## WORK TO BE COMPLETED
Every line below should be repeated exactly.
━━━━━━━━━━━━━━━━━━━━
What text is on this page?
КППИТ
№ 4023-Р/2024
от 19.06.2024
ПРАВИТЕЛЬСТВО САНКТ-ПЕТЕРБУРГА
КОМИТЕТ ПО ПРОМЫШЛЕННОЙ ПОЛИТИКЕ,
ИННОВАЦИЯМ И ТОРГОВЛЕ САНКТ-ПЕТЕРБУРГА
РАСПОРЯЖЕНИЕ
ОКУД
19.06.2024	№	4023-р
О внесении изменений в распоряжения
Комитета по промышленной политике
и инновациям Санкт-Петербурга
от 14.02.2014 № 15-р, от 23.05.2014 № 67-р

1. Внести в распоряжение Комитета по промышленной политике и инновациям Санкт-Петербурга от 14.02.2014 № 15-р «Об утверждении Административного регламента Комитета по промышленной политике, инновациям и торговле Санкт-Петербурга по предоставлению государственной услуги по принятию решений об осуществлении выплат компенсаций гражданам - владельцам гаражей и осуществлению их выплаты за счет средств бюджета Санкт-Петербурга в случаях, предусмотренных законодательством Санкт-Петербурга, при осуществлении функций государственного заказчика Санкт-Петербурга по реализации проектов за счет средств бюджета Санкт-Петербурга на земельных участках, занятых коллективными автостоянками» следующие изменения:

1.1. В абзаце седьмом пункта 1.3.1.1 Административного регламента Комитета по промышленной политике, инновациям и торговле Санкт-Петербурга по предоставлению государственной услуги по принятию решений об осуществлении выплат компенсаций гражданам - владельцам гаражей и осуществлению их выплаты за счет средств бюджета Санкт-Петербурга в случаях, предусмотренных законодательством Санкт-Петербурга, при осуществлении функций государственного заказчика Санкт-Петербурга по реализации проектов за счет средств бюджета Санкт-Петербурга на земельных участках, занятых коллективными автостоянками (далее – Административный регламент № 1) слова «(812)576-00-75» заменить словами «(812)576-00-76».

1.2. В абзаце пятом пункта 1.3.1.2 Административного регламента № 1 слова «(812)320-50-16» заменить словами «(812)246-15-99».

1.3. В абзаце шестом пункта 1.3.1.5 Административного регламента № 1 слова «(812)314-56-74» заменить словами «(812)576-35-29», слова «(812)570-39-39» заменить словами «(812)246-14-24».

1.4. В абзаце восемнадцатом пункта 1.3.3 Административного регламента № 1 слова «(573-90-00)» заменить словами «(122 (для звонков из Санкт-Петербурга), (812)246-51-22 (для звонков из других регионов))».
━━━━━━━━━━━━━━━━━━━━
## OUTPUT
What text is on this page?
КППИТ
№ 4023-Р/2024
от 19.06.2024
ПРАВИТЕЛЬСТВО САНКТ-ПЕТЕРБУРГА
КОМИТЕТ ПО ПРОМЫШЛЕННОЙ ПОЛИТИКЕ,
ИННОВАЦИЯМ И ТОРГОВЛЕ САНКТ-ПЕТЕРБУРГА
РАСПОРЯЖЕНИЕ
ОКУД
19.06.2024	№	4023-р
О внесении изменений в распоряжения
Комитета по промышленной политике
и инновациям Санкт-Петербурга
от 14.02.2014 № 15-р, от 23.05.2014 № 67-р

1. Внести в распоряжение Комитета по промышленной политике и инновациям Санкт-Петербурга от 14.02.2014 № 15-р «Об утверждении Административного регламента Комитета по промышленной политике, инновациям и торговле Санкт-Петербурга по предоставлению государственной услуги по принятию решений об осуществлении выплат компенсаций гражданам - владельцам гаражей и осуществлению их выплаты за счет средств бюджета Санкт-Петербурга в случаях, предусмотренных законодательством Санкт-Петербурга, при осуществлении функций государственного заказчика Санкт-Петербурга по реализации проектов за счет средств бюджета Санкт-Петербурга на земельных участках, занятых коллективными автостоянками» следующие изменения:

1.1. В абзаце седьмом пункта 1.3.1.1 Административного регламента Комитета по промышленной политике, инновациям и торговле Санкт-Петербурга по предоставлению государственной услуги по принятию решений об осуществлении выплат компенсаций гражданам - владельцам гаражей и осуществлению их выплаты за счет средств бюджета Санкт-Петербурга в случаях, предусмотренных законодательством Санкт-Петербурга, при осуществлении функций государственного заказчика Санкт-Петербурга по реализации проектов за счет средств бюджета Санкт-Петербурга на земельных участках, занятых коллективными автостоянками (далее – Административный регламент № 1) слова «(812)576-00-75» заменить словами «(812)576-00-76».

1.2. В абзаце пятом пункта 1.3.1.2 Административного регламента № 1 слова «(812)320-50-16» заменить словами «(812)246-15-99».

1.3. В абзаце шестом пункта 1.3.1.5 Административного регламента № 1 слова «(812)314-56-74» заменить словами «(812)576-35-29», слова «(812)570-39-39» заменить словами «(812)246-14-24».

1.4. В абзаце восемнадцатом пункта 1.3.3 Административного регламента № 1 слова «(573-90-00)» заменить словами «(122 (для звонков из Санкт-Петербурга), (812)246-51-22 (для звонков из других регионов))».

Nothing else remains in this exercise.